━━━ RECORDS FOR THIS TASK ━━━
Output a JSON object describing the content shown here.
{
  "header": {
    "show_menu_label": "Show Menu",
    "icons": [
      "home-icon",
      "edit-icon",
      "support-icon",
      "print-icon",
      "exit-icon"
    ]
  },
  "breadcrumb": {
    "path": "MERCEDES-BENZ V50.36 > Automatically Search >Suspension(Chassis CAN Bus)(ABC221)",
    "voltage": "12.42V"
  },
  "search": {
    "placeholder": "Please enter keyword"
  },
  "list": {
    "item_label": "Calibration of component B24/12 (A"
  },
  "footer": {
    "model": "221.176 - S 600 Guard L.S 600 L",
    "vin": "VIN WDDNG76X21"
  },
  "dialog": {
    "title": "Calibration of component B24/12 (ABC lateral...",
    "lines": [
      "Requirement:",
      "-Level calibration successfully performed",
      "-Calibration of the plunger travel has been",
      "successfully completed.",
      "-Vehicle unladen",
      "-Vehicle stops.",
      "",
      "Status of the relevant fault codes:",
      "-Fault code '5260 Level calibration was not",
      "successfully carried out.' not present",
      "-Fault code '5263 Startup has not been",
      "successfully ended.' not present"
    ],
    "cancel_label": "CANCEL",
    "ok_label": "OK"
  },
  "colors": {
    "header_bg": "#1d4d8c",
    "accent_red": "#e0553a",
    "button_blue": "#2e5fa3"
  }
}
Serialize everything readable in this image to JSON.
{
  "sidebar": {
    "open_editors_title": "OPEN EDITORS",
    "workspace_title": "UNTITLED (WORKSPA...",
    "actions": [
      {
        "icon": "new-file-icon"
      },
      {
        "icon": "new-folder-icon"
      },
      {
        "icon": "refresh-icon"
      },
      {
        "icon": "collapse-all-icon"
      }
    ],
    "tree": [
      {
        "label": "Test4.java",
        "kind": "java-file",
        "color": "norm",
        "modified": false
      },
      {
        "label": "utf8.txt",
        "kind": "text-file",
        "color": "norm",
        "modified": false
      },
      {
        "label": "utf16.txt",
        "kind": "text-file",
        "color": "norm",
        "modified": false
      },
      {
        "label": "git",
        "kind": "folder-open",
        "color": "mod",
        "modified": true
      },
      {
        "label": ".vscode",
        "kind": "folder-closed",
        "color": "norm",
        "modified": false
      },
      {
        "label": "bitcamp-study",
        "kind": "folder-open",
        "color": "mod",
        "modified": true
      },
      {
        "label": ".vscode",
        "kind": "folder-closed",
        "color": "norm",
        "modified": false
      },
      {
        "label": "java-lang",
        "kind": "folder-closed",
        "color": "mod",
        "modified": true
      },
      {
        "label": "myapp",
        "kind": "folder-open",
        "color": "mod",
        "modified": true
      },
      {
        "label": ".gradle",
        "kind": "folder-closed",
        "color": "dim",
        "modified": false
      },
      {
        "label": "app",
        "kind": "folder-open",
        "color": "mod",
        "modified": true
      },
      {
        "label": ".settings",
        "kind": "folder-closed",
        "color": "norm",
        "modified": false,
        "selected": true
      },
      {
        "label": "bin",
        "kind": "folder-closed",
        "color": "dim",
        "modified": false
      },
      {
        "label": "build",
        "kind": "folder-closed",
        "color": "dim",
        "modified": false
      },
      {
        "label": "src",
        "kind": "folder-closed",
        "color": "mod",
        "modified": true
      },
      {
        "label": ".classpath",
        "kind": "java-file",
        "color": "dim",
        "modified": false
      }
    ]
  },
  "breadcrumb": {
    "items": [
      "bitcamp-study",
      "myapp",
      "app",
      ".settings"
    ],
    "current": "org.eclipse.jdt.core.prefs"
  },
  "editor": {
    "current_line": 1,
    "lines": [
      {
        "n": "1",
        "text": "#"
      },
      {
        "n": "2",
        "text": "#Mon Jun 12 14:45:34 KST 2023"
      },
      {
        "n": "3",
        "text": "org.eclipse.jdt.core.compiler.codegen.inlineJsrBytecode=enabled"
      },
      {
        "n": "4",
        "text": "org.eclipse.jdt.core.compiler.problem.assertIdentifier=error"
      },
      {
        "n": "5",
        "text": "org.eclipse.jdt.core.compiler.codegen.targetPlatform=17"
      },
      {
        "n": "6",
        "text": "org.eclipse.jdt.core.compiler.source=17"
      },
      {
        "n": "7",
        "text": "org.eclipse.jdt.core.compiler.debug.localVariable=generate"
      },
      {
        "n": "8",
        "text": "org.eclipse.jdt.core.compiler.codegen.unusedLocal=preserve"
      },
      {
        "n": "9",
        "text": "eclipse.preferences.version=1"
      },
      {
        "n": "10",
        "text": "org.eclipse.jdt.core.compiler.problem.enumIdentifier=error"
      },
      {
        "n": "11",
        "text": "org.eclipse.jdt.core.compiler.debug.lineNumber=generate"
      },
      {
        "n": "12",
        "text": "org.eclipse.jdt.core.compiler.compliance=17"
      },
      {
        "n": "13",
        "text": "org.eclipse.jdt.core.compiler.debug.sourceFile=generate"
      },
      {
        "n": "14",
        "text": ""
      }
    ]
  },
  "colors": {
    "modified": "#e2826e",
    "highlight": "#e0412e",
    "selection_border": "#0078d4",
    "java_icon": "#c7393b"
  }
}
━━━
A number is the only answer here: how many lines of the material above contain "debug"?

FINISHED ANSWER
3